### EXTRACTED RECORDS
▼

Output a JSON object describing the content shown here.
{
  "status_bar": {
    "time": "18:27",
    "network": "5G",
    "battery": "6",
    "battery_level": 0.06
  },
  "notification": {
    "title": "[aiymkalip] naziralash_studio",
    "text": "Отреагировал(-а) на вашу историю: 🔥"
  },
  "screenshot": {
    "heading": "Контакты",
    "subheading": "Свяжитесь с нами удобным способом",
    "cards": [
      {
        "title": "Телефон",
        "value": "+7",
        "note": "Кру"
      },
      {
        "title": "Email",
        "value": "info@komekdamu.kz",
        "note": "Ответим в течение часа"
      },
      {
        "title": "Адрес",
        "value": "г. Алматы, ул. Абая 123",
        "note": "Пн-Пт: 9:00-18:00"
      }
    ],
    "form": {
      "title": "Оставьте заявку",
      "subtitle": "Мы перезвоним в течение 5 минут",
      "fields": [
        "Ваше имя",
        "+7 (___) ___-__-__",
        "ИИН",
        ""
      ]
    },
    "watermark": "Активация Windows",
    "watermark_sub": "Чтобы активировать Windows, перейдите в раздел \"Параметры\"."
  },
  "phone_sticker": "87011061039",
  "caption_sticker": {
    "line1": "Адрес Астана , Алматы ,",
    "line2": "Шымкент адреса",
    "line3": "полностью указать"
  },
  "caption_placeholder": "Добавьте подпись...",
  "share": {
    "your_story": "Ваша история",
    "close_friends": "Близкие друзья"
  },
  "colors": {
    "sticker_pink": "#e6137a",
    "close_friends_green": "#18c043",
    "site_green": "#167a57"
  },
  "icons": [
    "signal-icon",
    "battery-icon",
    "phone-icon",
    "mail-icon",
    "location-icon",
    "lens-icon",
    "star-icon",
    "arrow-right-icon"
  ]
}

▲

Report how many lines in this data include the string "Алматы", and nothing else.

2